AIM: Every line containing the word "Dining" needs to be found and copied.

MATERIAL PROVIDED:
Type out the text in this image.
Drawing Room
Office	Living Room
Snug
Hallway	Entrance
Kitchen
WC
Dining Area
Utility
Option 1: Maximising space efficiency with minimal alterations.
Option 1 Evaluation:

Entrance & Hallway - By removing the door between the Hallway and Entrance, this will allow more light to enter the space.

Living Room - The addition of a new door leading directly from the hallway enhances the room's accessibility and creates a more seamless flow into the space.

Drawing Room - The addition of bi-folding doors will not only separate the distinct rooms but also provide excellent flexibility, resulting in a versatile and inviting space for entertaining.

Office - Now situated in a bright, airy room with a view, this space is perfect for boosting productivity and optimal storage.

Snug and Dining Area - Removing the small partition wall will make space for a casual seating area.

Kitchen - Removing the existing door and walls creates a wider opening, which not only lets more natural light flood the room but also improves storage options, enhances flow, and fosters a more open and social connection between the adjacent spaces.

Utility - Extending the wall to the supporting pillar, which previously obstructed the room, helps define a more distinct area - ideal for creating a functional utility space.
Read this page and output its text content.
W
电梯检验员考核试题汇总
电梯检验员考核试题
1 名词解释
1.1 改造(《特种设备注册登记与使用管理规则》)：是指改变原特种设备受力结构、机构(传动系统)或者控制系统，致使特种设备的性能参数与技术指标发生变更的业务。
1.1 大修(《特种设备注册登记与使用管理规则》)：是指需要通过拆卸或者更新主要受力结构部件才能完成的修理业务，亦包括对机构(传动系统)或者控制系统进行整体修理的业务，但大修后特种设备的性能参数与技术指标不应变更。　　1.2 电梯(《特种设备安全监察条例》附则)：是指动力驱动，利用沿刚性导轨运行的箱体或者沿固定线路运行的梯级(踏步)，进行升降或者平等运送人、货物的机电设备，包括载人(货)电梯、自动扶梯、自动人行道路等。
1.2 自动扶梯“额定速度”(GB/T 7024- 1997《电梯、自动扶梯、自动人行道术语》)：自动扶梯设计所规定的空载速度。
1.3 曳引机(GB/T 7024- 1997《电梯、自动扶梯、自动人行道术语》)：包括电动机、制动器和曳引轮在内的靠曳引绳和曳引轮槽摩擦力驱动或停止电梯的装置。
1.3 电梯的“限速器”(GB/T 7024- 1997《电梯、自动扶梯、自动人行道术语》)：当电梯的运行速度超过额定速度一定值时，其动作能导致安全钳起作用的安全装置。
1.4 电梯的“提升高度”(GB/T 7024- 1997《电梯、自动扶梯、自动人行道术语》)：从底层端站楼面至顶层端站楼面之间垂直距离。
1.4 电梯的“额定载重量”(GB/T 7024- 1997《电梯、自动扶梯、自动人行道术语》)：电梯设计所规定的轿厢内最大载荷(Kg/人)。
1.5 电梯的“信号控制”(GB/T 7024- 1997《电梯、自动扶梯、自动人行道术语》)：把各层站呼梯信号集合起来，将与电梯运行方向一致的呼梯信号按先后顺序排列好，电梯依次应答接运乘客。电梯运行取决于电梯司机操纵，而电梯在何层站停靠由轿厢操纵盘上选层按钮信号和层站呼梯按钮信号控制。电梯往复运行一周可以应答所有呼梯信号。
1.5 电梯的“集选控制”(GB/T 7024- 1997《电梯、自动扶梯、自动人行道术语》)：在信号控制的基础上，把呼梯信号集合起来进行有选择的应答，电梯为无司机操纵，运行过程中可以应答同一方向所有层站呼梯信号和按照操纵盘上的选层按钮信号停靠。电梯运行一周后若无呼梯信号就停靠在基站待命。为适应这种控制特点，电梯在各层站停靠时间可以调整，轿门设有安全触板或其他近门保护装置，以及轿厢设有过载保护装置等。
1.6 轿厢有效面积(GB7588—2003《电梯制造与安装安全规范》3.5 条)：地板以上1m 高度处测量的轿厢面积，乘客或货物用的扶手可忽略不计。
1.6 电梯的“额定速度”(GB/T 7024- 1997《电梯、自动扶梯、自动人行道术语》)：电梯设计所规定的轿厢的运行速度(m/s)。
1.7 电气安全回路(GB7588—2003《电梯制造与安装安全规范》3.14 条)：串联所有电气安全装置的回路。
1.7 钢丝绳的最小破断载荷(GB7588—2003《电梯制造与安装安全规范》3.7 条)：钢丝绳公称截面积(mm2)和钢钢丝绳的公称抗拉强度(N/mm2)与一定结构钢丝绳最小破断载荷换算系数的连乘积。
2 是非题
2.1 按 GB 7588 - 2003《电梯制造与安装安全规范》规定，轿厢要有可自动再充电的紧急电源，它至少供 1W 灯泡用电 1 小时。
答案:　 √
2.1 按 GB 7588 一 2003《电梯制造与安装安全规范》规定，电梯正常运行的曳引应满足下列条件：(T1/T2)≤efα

ANSWER TO THE TASK:
Dining Area
Snug and Dining Area - Removing the small partition wall will make space for a casual seating area.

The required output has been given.